## Stated problem
Reproduce the material exactly, omitting nothing.

(Records about charts and figures)
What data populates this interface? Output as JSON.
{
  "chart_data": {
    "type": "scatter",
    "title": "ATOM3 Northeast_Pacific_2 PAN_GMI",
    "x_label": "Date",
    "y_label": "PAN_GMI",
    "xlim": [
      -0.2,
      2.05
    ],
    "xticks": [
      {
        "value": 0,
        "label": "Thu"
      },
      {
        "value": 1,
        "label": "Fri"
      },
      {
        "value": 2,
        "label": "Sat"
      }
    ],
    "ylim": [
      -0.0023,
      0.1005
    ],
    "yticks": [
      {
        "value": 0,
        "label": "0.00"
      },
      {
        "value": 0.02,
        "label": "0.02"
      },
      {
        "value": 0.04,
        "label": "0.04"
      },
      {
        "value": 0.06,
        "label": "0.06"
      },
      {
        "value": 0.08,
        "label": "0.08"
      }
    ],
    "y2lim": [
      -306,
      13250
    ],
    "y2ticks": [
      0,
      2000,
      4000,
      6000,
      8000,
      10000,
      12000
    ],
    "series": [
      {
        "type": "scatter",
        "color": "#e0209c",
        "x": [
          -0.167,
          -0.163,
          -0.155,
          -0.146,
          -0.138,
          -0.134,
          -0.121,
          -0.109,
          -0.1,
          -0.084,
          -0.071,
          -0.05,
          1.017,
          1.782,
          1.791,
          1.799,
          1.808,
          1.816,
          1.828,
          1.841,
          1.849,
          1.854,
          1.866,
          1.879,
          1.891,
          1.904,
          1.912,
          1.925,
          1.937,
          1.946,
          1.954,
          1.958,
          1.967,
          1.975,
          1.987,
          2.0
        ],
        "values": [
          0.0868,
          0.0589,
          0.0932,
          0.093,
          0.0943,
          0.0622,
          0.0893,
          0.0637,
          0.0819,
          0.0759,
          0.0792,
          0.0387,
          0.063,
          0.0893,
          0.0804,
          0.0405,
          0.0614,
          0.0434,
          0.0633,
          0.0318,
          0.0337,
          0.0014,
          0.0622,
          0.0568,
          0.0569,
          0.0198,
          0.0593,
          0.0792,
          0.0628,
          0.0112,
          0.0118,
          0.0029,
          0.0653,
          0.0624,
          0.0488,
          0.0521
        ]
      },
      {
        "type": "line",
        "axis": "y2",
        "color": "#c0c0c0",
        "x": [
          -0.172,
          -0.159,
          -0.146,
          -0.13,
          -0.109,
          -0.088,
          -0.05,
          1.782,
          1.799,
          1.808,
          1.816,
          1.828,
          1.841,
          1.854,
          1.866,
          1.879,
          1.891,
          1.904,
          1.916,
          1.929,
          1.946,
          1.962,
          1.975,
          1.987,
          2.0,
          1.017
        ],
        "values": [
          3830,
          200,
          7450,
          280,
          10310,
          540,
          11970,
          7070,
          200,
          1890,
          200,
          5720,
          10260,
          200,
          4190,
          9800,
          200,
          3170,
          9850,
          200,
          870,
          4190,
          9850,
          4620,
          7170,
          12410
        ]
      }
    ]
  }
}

## Full output
What data populates this interface? Output as JSON.
{
  "chart_data": {
    "type": "scatter",
    "title": "ATOM3 Northeast_Pacific_2 PAN_GMI",
    "x_label": "Date",
    "y_label": "PAN_GMI",
    "xlim": [
      -0.2,
      2.05
    ],
    "xticks": [
      {
        "value": 0,
        "label": "Thu"
      },
      {
        "value": 1,
        "label": "Fri"
      },
      {
        "value": 2,
        "label": "Sat"
      }
    ],
    "ylim": [
      -0.0023,
      0.1005
    ],
    "yticks": [
      {
        "value": 0,
        "label": "0.00"
      },
      {
        "value": 0.02,
        "label": "0.02"
      },
      {
        "value": 0.04,
        "label": "0.04"
      },
      {
        "value": 0.06,
        "label": "0.06"
      },
      {
        "value": 0.08,
        "label": "0.08"
      }
    ],
    "y2lim": [
      -306,
      13250
    ],
    "y2ticks": [
      0,
      2000,
      4000,
      6000,
      8000,
      10000,
      12000
    ],
    "series": [
      {
        "type": "scatter",
        "color": "#e0209c",
        "x": [
          -0.167,
          -0.163,
          -0.155,
          -0.146,
          -0.138,
          -0.134,
          -0.121,
          -0.109,
          -0.1,
          -0.084,
          -0.071,
          -0.05,
          1.017,
          1.782,
          1.791,
          1.799,
          1.808,
          1.816,
          1.828,
          1.841,
          1.849,
          1.854,
          1.866,
          1.879,
          1.891,
          1.904,
          1.912,
          1.925,
          1.937,
          1.946,
          1.954,
          1.958,
          1.967,
          1.975,
          1.987,
          2.0
        ],
        "values": [
          0.0868,
          0.0589,
          0.0932,
          0.093,
          0.0943,
          0.0622,
          0.0893,
          0.0637,
          0.0819,
          0.0759,
          0.0792,
          0.0387,
          0.063,
          0.0893,
          0.0804,
          0.0405,
          0.0614,
          0.0434,
          0.0633,
          0.0318,
          0.0337,
          0.0014,
          0.0622,
          0.0568,
          0.0569,
          0.0198,
          0.0593,
          0.0792,
          0.0628,
          0.0112,
          0.0118,
          0.0029,
          0.0653,
          0.0624,
          0.0488,
          0.0521
        ]
      },
      {
        "type": "line",
        "axis": "y2",
        "color": "#c0c0c0",
        "x": [
          -0.172,
          -0.159,
          -0.146,
          -0.13,
          -0.109,
          -0.088,
          -0.05,
          1.782,
          1.799,
          1.808,
          1.816,
          1.828,
          1.841,
          1.854,
          1.866,
          1.879,
          1.891,
          1.904,
          1.916,
          1.929,
          1.946,
          1.962,
          1.975,
          1.987,
          2.0,
          1.017
        ],
        "values": [
          3830,
          200,
          7450,
          280,
          10310,
          540,
          11970,
          7070,
          200,
          1890,
          200,
          5720,
          10260,
          200,
          4190,
          9800,
          200,
          3170,
          9850,
          200,
          870,
          4190,
          9850,
          4620,
          7170,
          12410
        ]
      }
    ]
  }
}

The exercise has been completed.